** start of Task inputs **

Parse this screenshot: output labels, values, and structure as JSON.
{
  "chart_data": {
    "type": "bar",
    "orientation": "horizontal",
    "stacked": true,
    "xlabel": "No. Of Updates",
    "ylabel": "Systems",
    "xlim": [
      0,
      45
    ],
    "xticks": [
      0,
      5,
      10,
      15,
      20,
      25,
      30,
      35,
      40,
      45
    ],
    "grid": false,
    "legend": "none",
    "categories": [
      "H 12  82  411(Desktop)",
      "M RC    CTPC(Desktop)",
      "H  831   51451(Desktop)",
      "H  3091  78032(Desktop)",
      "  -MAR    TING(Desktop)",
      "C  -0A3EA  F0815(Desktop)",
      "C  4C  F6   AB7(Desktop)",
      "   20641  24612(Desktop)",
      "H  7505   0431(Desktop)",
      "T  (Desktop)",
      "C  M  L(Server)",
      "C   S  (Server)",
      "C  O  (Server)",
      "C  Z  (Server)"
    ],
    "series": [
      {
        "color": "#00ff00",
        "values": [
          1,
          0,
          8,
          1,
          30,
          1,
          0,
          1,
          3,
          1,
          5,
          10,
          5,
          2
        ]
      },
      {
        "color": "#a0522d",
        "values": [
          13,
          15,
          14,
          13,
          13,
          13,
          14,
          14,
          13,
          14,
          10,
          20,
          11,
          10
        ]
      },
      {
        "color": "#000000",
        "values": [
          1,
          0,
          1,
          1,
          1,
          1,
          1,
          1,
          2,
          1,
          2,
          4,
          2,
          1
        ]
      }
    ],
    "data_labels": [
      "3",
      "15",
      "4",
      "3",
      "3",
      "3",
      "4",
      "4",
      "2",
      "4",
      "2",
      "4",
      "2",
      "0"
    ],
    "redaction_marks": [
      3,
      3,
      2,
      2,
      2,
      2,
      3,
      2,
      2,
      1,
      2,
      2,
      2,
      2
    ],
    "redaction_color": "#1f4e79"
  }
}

** end of Task inputs **
** start of Task inputs **

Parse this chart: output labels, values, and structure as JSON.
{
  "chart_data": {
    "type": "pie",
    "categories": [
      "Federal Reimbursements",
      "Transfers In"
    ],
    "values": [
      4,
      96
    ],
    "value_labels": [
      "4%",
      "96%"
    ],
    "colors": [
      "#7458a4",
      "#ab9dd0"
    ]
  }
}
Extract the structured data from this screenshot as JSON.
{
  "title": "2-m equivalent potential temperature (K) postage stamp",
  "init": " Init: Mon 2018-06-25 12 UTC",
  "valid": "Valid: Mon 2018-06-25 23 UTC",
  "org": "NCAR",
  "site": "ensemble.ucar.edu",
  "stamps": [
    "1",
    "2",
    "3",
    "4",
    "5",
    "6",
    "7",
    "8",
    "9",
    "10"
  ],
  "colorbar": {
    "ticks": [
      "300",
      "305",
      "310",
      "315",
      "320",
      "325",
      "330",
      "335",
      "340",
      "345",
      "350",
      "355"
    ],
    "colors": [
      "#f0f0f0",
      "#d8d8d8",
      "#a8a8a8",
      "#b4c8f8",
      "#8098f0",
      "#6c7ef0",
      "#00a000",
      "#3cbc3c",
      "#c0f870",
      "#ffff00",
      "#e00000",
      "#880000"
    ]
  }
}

** end of Task inputs **

- [Request]: In the records above, find each line that holds the word "Parse"; copy all such lines.

- [Result]:
Parse this screenshot: output labels, values, and structure as JSON.
Parse this chart: output labels, values, and structure as JSON.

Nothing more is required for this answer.